• _Task objective_:
Your copy of the material must match it exactly, except that pictures are dropped.

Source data
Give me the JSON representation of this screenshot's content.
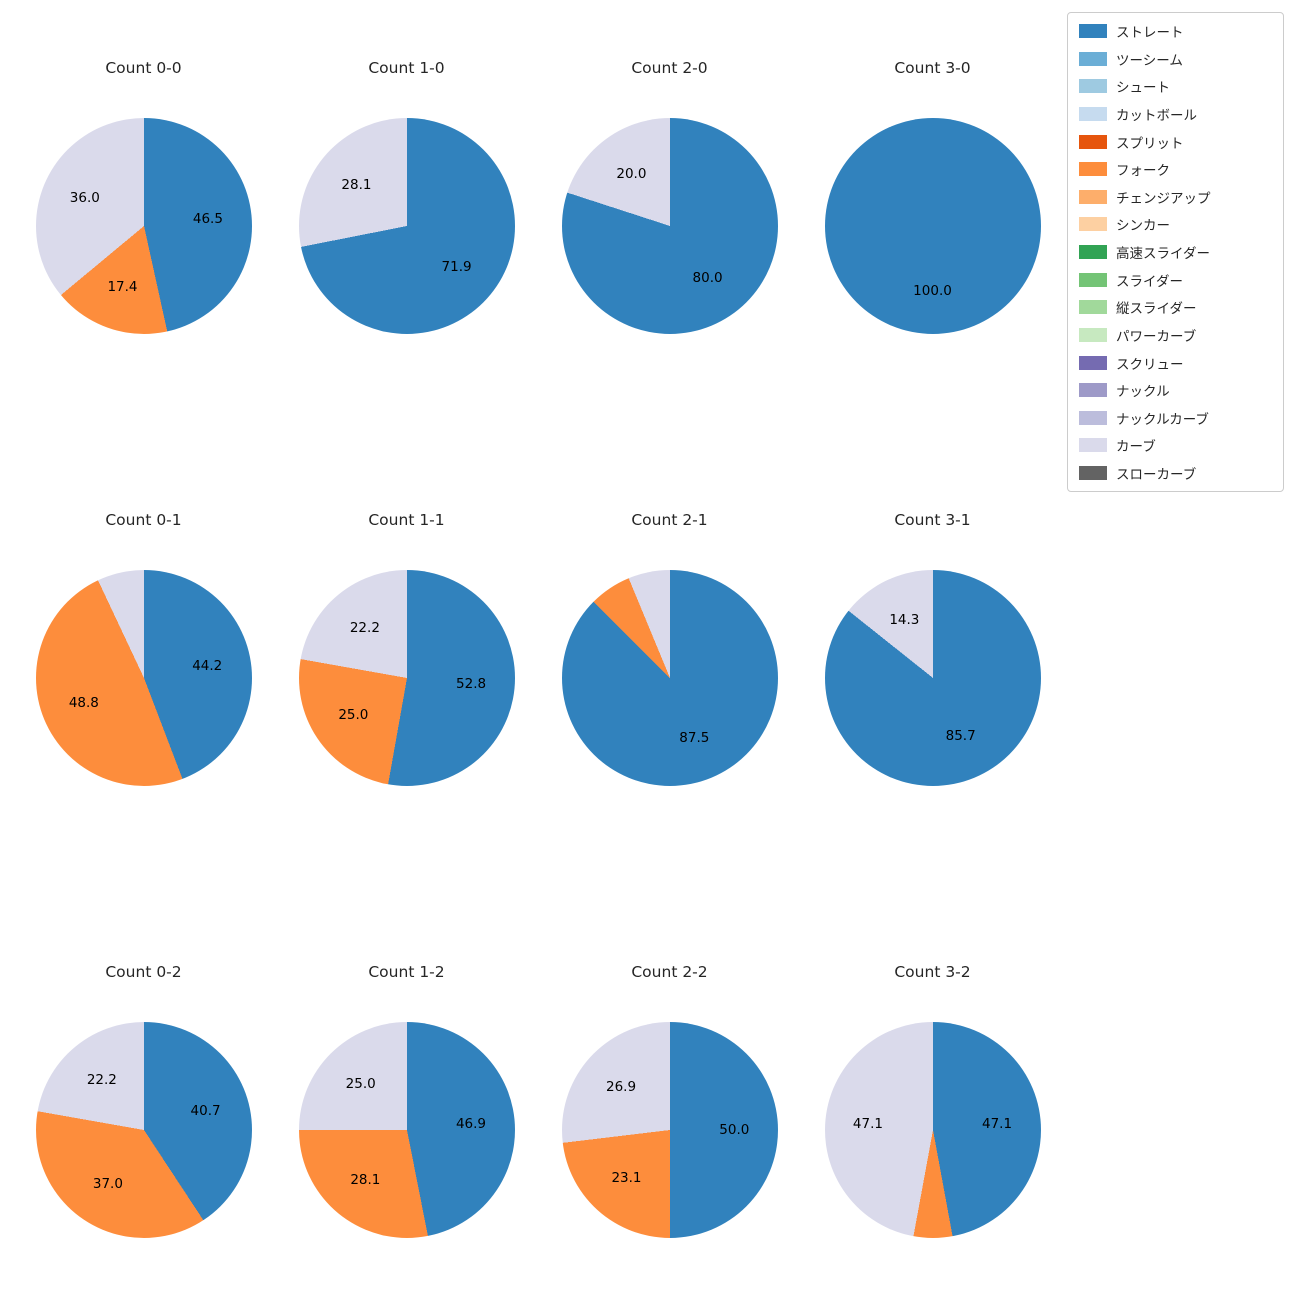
{
  "page": {
    "background": "#ffffff"
  },
  "legend": {
    "position": "upper-right",
    "items": [
      {
        "label": "ストレート",
        "color": "#3182bd"
      },
      {
        "label": "ツーシーム",
        "color": "#6baed6"
      },
      {
        "label": "シュート",
        "color": "#9ecae1"
      },
      {
        "label": "カットボール",
        "color": "#c6dbef"
      },
      {
        "label": "スプリット",
        "color": "#e6550d"
      },
      {
        "label": "フォーク",
        "color": "#fd8d3c"
      },
      {
        "label": "チェンジアップ",
        "color": "#fdae6b"
      },
      {
        "label": "シンカー",
        "color": "#fdd0a2"
      },
      {
        "label": "高速スライダー",
        "color": "#31a354"
      },
      {
        "label": "スライダー",
        "color": "#74c476"
      },
      {
        "label": "縦スライダー",
        "color": "#a1d99b"
      },
      {
        "label": "パワーカーブ",
        "color": "#c7e9c0"
      },
      {
        "label": "スクリュー",
        "color": "#756bb1"
      },
      {
        "label": "ナックル",
        "color": "#9e9ac8"
      },
      {
        "label": "ナックルカーブ",
        "color": "#bcbddc"
      },
      {
        "label": "カーブ",
        "color": "#dadaeb"
      },
      {
        "label": "スローカーブ",
        "color": "#636363"
      }
    ]
  },
  "chart_data": [
    {
      "type": "pie",
      "title": "Count 0-0",
      "start_angle_deg": 90,
      "direction": "clockwise",
      "slices": [
        {
          "label": "ストレート",
          "value": 46.5,
          "pct_label": "46.5",
          "color": "#3182bd"
        },
        {
          "label": "フォーク",
          "value": 17.4,
          "pct_label": "17.4",
          "color": "#fd8d3c"
        },
        {
          "label": "カーブ",
          "value": 36.0,
          "pct_label": "36.0",
          "color": "#dadaeb"
        }
      ]
    },
    {
      "type": "pie",
      "title": "Count 1-0",
      "start_angle_deg": 90,
      "direction": "clockwise",
      "slices": [
        {
          "label": "ストレート",
          "value": 71.9,
          "pct_label": "71.9",
          "color": "#3182bd"
        },
        {
          "label": "カーブ",
          "value": 28.1,
          "pct_label": "28.1",
          "color": "#dadaeb"
        }
      ]
    },
    {
      "type": "pie",
      "title": "Count 2-0",
      "start_angle_deg": 90,
      "direction": "clockwise",
      "slices": [
        {
          "label": "ストレート",
          "value": 80.0,
          "pct_label": "80.0",
          "color": "#3182bd"
        },
        {
          "label": "カーブ",
          "value": 20.0,
          "pct_label": "20.0",
          "color": "#dadaeb"
        }
      ]
    },
    {
      "type": "pie",
      "title": "Count 3-0",
      "start_angle_deg": 90,
      "direction": "clockwise",
      "slices": [
        {
          "label": "ストレート",
          "value": 100.0,
          "pct_label": "100.0",
          "color": "#3182bd"
        }
      ]
    },
    {
      "type": "pie",
      "title": "Count 0-1",
      "start_angle_deg": 90,
      "direction": "clockwise",
      "slices": [
        {
          "label": "ストレート",
          "value": 44.2,
          "pct_label": "44.2",
          "color": "#3182bd"
        },
        {
          "label": "フォーク",
          "value": 48.8,
          "pct_label": "48.8",
          "color": "#fd8d3c"
        },
        {
          "label": "カーブ",
          "value": 7.0,
          "pct_label": null,
          "color": "#dadaeb"
        }
      ]
    },
    {
      "type": "pie",
      "title": "Count 1-1",
      "start_angle_deg": 90,
      "direction": "clockwise",
      "slices": [
        {
          "label": "ストレート",
          "value": 52.8,
          "pct_label": "52.8",
          "color": "#3182bd"
        },
        {
          "label": "フォーク",
          "value": 25.0,
          "pct_label": "25.0",
          "color": "#fd8d3c"
        },
        {
          "label": "カーブ",
          "value": 22.2,
          "pct_label": "22.2",
          "color": "#dadaeb"
        }
      ]
    },
    {
      "type": "pie",
      "title": "Count 2-1",
      "start_angle_deg": 90,
      "direction": "clockwise",
      "slices": [
        {
          "label": "ストレート",
          "value": 87.5,
          "pct_label": "87.5",
          "color": "#3182bd"
        },
        {
          "label": "フォーク",
          "value": 6.25,
          "pct_label": null,
          "color": "#fd8d3c"
        },
        {
          "label": "カーブ",
          "value": 6.25,
          "pct_label": null,
          "color": "#dadaeb"
        }
      ]
    },
    {
      "type": "pie",
      "title": "Count 3-1",
      "start_angle_deg": 90,
      "direction": "clockwise",
      "slices": [
        {
          "label": "ストレート",
          "value": 85.7,
          "pct_label": "85.7",
          "color": "#3182bd"
        },
        {
          "label": "カーブ",
          "value": 14.3,
          "pct_label": "14.3",
          "color": "#dadaeb"
        }
      ]
    },
    {
      "type": "pie",
      "title": "Count 0-2",
      "start_angle_deg": 90,
      "direction": "clockwise",
      "slices": [
        {
          "label": "ストレート",
          "value": 40.7,
          "pct_label": "40.7",
          "color": "#3182bd"
        },
        {
          "label": "フォーク",
          "value": 37.0,
          "pct_label": "37.0",
          "color": "#fd8d3c"
        },
        {
          "label": "カーブ",
          "value": 22.2,
          "pct_label": "22.2",
          "color": "#dadaeb"
        }
      ]
    },
    {
      "type": "pie",
      "title": "Count 1-2",
      "start_angle_deg": 90,
      "direction": "clockwise",
      "slices": [
        {
          "label": "ストレート",
          "value": 46.9,
          "pct_label": "46.9",
          "color": "#3182bd"
        },
        {
          "label": "フォーク",
          "value": 28.1,
          "pct_label": "28.1",
          "color": "#fd8d3c"
        },
        {
          "label": "カーブ",
          "value": 25.0,
          "pct_label": "25.0",
          "color": "#dadaeb"
        }
      ]
    },
    {
      "type": "pie",
      "title": "Count 2-2",
      "start_angle_deg": 90,
      "direction": "clockwise",
      "slices": [
        {
          "label": "ストレート",
          "value": 50.0,
          "pct_label": "50.0",
          "color": "#3182bd"
        },
        {
          "label": "フォーク",
          "value": 23.1,
          "pct_label": "23.1",
          "color": "#fd8d3c"
        },
        {
          "label": "カーブ",
          "value": 26.9,
          "pct_label": "26.9",
          "color": "#dadaeb"
        }
      ]
    },
    {
      "type": "pie",
      "title": "Count 3-2",
      "start_angle_deg": 90,
      "direction": "clockwise",
      "slices": [
        {
          "label": "ストレート",
          "value": 47.1,
          "pct_label": "47.1",
          "color": "#3182bd"
        },
        {
          "label": "フォーク",
          "value": 5.8,
          "pct_label": null,
          "color": "#fd8d3c"
        },
        {
          "label": "カーブ",
          "value": 47.1,
          "pct_label": "47.1",
          "color": "#dadaeb"
        }
      ]
    }
  ]
}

• _Result for this exercise_:
Give me the JSON representation of this screenshot's content.
{
  "page": {
    "background": "#ffffff"
  },
  "legend": {
    "position": "upper-right",
    "items": [
      {
        "label": "ストレート",
        "color": "#3182bd"
      },
      {
        "label": "ツーシーム",
        "color": "#6baed6"
      },
      {
        "label": "シュート",
        "color": "#9ecae1"
      },
      {
        "label": "カットボール",
        "color": "#c6dbef"
      },
      {
        "label": "スプリット",
        "color": "#e6550d"
      },
      {
        "label": "フォーク",
        "color": "#fd8d3c"
      },
      {
        "label": "チェンジアップ",
        "color": "#fdae6b"
      },
      {
        "label": "シンカー",
        "color": "#fdd0a2"
      },
      {
        "label": "高速スライダー",
        "color": "#31a354"
      },
      {
        "label": "スライダー",
        "color": "#74c476"
      },
      {
        "label": "縦スライダー",
        "color": "#a1d99b"
      },
      {
        "label": "パワーカーブ",
        "color": "#c7e9c0"
      },
      {
        "label": "スクリュー",
        "color": "#756bb1"
      },
      {
        "label": "ナックル",
        "color": "#9e9ac8"
      },
      {
        "label": "ナックルカーブ",
        "color": "#bcbddc"
      },
      {
        "label": "カーブ",
        "color": "#dadaeb"
      },
      {
        "label": "スローカーブ",
        "color": "#636363"
      }
    ]
  },
  "chart_data": [
    {
      "type": "pie",
      "title": "Count 0-0",
      "start_angle_deg": 90,
      "direction": "clockwise",
      "slices": [
        {
          "label": "ストレート",
          "value": 46.5,
          "pct_label": "46.5",
          "color": "#3182bd"
        },
        {
          "label": "フォーク",
          "value": 17.4,
          "pct_label": "17.4",
          "color": "#fd8d3c"
        },
        {
          "label": "カーブ",
          "value": 36.0,
          "pct_label": "36.0",
          "color": "#dadaeb"
        }
      ]
    },
    {
      "type": "pie",
      "title": "Count 1-0",
      "start_angle_deg": 90,
      "direction": "clockwise",
      "slices": [
        {
          "label": "ストレート",
          "value": 71.9,
          "pct_label": "71.9",
          "color": "#3182bd"
        },
        {
          "label": "カーブ",
          "value": 28.1,
          "pct_label": "28.1",
          "color": "#dadaeb"
        }
      ]
    },
    {
      "type": "pie",
      "title": "Count 2-0",
      "start_angle_deg": 90,
      "direction": "clockwise",
      "slices": [
        {
          "label": "ストレート",
          "value": 80.0,
          "pct_label": "80.0",
          "color": "#3182bd"
        },
        {
          "label": "カーブ",
          "value": 20.0,
          "pct_label": "20.0",
          "color": "#dadaeb"
        }
      ]
    },
    {
      "type": "pie",
      "title": "Count 3-0",
      "start_angle_deg": 90,
      "direction": "clockwise",
      "slices": [
        {
          "label": "ストレート",
          "value": 100.0,
          "pct_label": "100.0",
          "color": "#3182bd"
        }
      ]
    },
    {
      "type": "pie",
      "title": "Count 0-1",
      "start_angle_deg": 90,
      "direction": "clockwise",
      "slices": [
        {
          "label": "ストレート",
          "value": 44.2,
          "pct_label": "44.2",
          "color": "#3182bd"
        },
        {
          "label": "フォーク",
          "value": 48.8,
          "pct_label": "48.8",
          "color": "#fd8d3c"
        },
        {
          "label": "カーブ",
          "value": 7.0,
          "pct_label": null,
          "color": "#dadaeb"
        }
      ]
    },
    {
      "type": "pie",
      "title": "Count 1-1",
      "start_angle_deg": 90,
      "direction": "clockwise",
      "slices": [
        {
          "label": "ストレート",
          "value": 52.8,
          "pct_label": "52.8",
          "color": "#3182bd"
        },
        {
          "label": "フォーク",
          "value": 25.0,
          "pct_label": "25.0",
          "color": "#fd8d3c"
        },
        {
          "label": "カーブ",
          "value": 22.2,
          "pct_label": "22.2",
          "color": "#dadaeb"
        }
      ]
    },
    {
      "type": "pie",
      "title": "Count 2-1",
      "start_angle_deg": 90,
      "direction": "clockwise",
      "slices": [
        {
          "label": "ストレート",
          "value": 87.5,
          "pct_label": "87.5",
          "color": "#3182bd"
        },
        {
          "label": "フォーク",
          "value": 6.25,
          "pct_label": null,
          "color": "#fd8d3c"
        },
        {
          "label": "カーブ",
          "value": 6.25,
          "pct_label": null,
          "color": "#dadaeb"
        }
      ]
    },
    {
      "type": "pie",
      "title": "Count 3-1",
      "start_angle_deg": 90,
      "direction": "clockwise",
      "slices": [
        {
          "label": "ストレート",
          "value": 85.7,
          "pct_label": "85.7",
          "color": "#3182bd"
        },
        {
          "label": "カーブ",
          "value": 14.3,
          "pct_label": "14.3",
          "color": "#dadaeb"
        }
      ]
    },
    {
      "type": "pie",
      "title": "Count 0-2",
      "start_angle_deg": 90,
      "direction": "clockwise",
      "slices": [
        {
          "label": "ストレート",
          "value": 40.7,
          "pct_label": "40.7",
          "color": "#3182bd"
        },
        {
          "label": "フォーク",
          "value": 37.0,
          "pct_label": "37.0",
          "color": "#fd8d3c"
        },
        {
          "label": "カーブ",
          "value": 22.2,
          "pct_label": "22.2",
          "color": "#dadaeb"
        }
      ]
    },
    {
      "type": "pie",
      "title": "Count 1-2",
      "start_angle_deg": 90,
      "direction": "clockwise",
      "slices": [
        {
          "label": "ストレート",
          "value": 46.9,
          "pct_label": "46.9",
          "color": "#3182bd"
        },
        {
          "label": "フォーク",
          "value": 28.1,
          "pct_label": "28.1",
          "color": "#fd8d3c"
        },
        {
          "label": "カーブ",
          "value": 25.0,
          "pct_label": "25.0",
          "color": "#dadaeb"
        }
      ]
    },
    {
      "type": "pie",
      "title": "Count 2-2",
      "start_angle_deg": 90,
      "direction": "clockwise",
      "slices": [
        {
          "label": "ストレート",
          "value": 50.0,
          "pct_label": "50.0",
          "color": "#3182bd"
        },
        {
          "label": "フォーク",
          "value": 23.1,
          "pct_label": "23.1",
          "color": "#fd8d3c"
        },
        {
          "label": "カーブ",
          "value": 26.9,
          "pct_label": "26.9",
          "color": "#dadaeb"
        }
      ]
    },
    {
      "type": "pie",
      "title": "Count 3-2",
      "start_angle_deg": 90,
      "direction": "clockwise",
      "slices": [
        {
          "label": "ストレート",
          "value": 47.1,
          "pct_label": "47.1",
          "color": "#3182bd"
        },
        {
          "label": "フォーク",
          "value": 5.8,
          "pct_label": null,
          "color": "#fd8d3c"
        },
        {
          "label": "カーブ",
          "value": 47.1,
          "pct_label": "47.1",
          "color": "#dadaeb"
        }
      ]
    }
  ]
}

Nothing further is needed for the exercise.